GOAL:
Here are records with pictures in them. Copy all of them exactly and leave the pictures out.

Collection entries
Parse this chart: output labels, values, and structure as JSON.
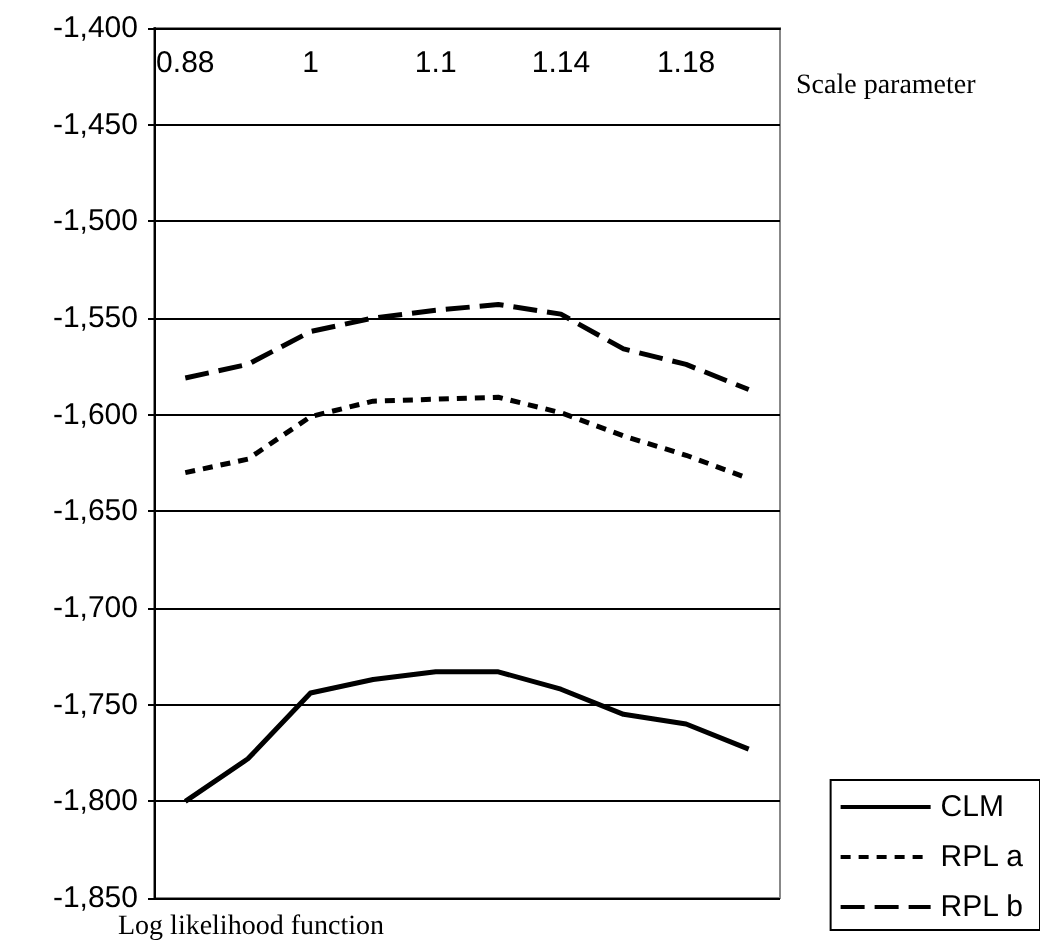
{
  "chart_data": {
    "type": "line",
    "xlabel": "Scale parameter",
    "ylabel": "Log likelihood function",
    "categories": [
      "0.88",
      null,
      "1",
      null,
      "1.1",
      null,
      "1.14",
      null,
      "1.18",
      null
    ],
    "series": [
      {
        "name": "CLM",
        "color": "#000000",
        "line_style": "solid",
        "values": [
          -1800,
          -1778,
          -1744,
          -1737,
          -1733,
          -1733,
          -1742,
          -1755,
          -1760,
          -1773
        ]
      },
      {
        "name": "RPL a",
        "color": "#000000",
        "line_style": "dotted",
        "values": [
          -1630,
          -1623,
          -1601,
          -1593,
          -1592,
          -1591,
          -1599,
          -1611,
          -1621,
          -1633
        ]
      },
      {
        "name": "RPL b",
        "color": "#000000",
        "line_style": "dashed",
        "values": [
          -1581,
          -1574,
          -1557,
          -1550,
          -1546,
          -1543,
          -1548,
          -1566,
          -1574,
          -1587
        ]
      }
    ],
    "ylim": [
      -1850,
      -1400
    ],
    "yticks": [
      {
        "value": -1850,
        "label": "-1,850"
      },
      {
        "value": -1800,
        "label": "-1,800"
      },
      {
        "value": -1750,
        "label": "-1,750"
      },
      {
        "value": -1700,
        "label": "-1,700"
      },
      {
        "value": -1650,
        "label": "-1,650"
      },
      {
        "value": -1600,
        "label": "-1,600"
      },
      {
        "value": -1550,
        "label": "-1,550"
      },
      {
        "value": -1500,
        "label": "-1,500"
      },
      {
        "value": -1450,
        "label": "-1,450"
      },
      {
        "value": -1400,
        "label": "-1,400"
      }
    ],
    "grid": "y",
    "legend": "bottom right",
    "marker": "none"
  }
}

EXPECTED ANSWER:
Parse this chart: output labels, values, and structure as JSON.
{
  "chart_data": {
    "type": "line",
    "xlabel": "Scale parameter",
    "ylabel": "Log likelihood function",
    "categories": [
      "0.88",
      null,
      "1",
      null,
      "1.1",
      null,
      "1.14",
      null,
      "1.18",
      null
    ],
    "series": [
      {
        "name": "CLM",
        "color": "#000000",
        "line_style": "solid",
        "values": [
          -1800,
          -1778,
          -1744,
          -1737,
          -1733,
          -1733,
          -1742,
          -1755,
          -1760,
          -1773
        ]
      },
      {
        "name": "RPL a",
        "color": "#000000",
        "line_style": "dotted",
        "values": [
          -1630,
          -1623,
          -1601,
          -1593,
          -1592,
          -1591,
          -1599,
          -1611,
          -1621,
          -1633
        ]
      },
      {
        "name": "RPL b",
        "color": "#000000",
        "line_style": "dashed",
        "values": [
          -1581,
          -1574,
          -1557,
          -1550,
          -1546,
          -1543,
          -1548,
          -1566,
          -1574,
          -1587
        ]
      }
    ],
    "ylim": [
      -1850,
      -1400
    ],
    "yticks": [
      {
        "value": -1850,
        "label": "-1,850"
      },
      {
        "value": -1800,
        "label": "-1,800"
      },
      {
        "value": -1750,
        "label": "-1,750"
      },
      {
        "value": -1700,
        "label": "-1,700"
      },
      {
        "value": -1650,
        "label": "-1,650"
      },
      {
        "value": -1600,
        "label": "-1,600"
      },
      {
        "value": -1550,
        "label": "-1,550"
      },
      {
        "value": -1500,
        "label": "-1,500"
      },
      {
        "value": -1450,
        "label": "-1,450"
      },
      {
        "value": -1400,
        "label": "-1,400"
      }
    ],
    "grid": "y",
    "legend": "bottom right",
    "marker": "none"
  }
}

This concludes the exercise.